- _TO DO_
Counting only lines that hold "octobre", give the total and nothing more.

━━━━━ ENTRIES PROVIDED ━━━━━

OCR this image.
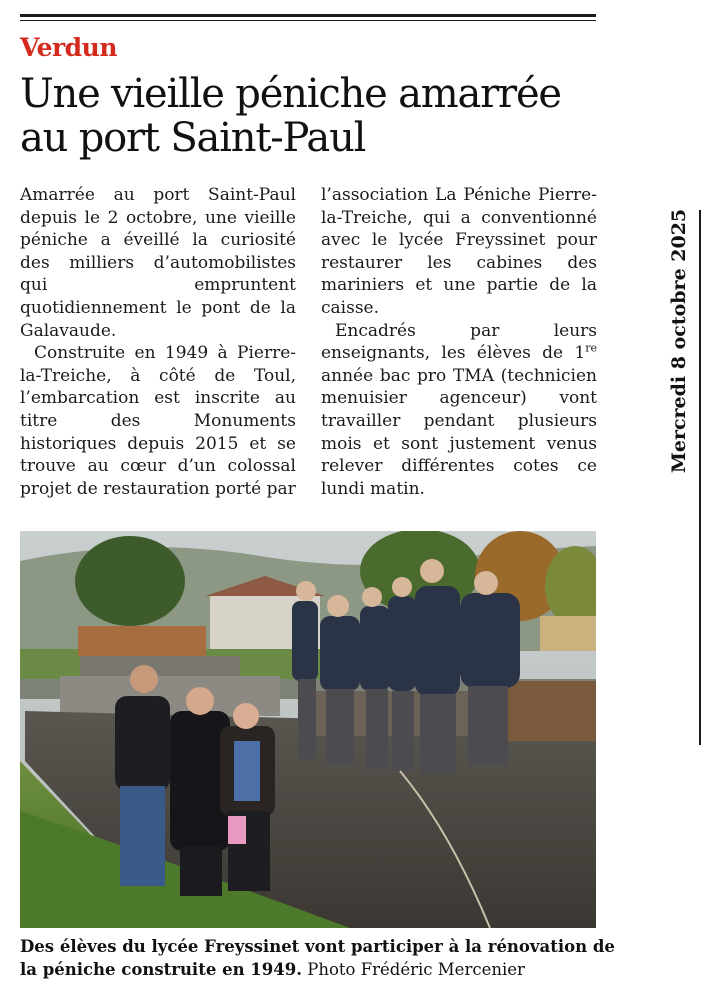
Verdun
Une vieille péniche amarrée au port Saint-Paul

Amarrée au port Saint-Paul depuis le 2 octobre, une vieille péniche a éveillé la curiosité des milliers d’automobilistes qui empruntent quotidiennement le pont de la Galavaude.

Construite en 1949 à Pierre-la-Treiche, à côté de Toul, l’embarcation est inscrite au titre des Monuments historiques depuis 2015 et se trouve au cœur d’un colossal projet de restauration porté par

l’association La Péniche Pierre-la-Treiche, qui a conventionné avec le lycée Freyssinet pour restaurer les cabines des mariniers et une partie de la caisse.

Encadrés par leurs enseignants, les élèves de 1re année bac pro TMA (technicien menuisier agenceur) vont travailler pendant plusieurs mois et sont justement venus relever différentes cotes ce lundi matin.

Mercredi 8 octobre 2025
Des élèves du lycée Freyssinet vont participer à la rénovation de la péniche construite en 1949. Photo Frédéric Mercenier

━━━━━

- _ANSWER BELOW_
2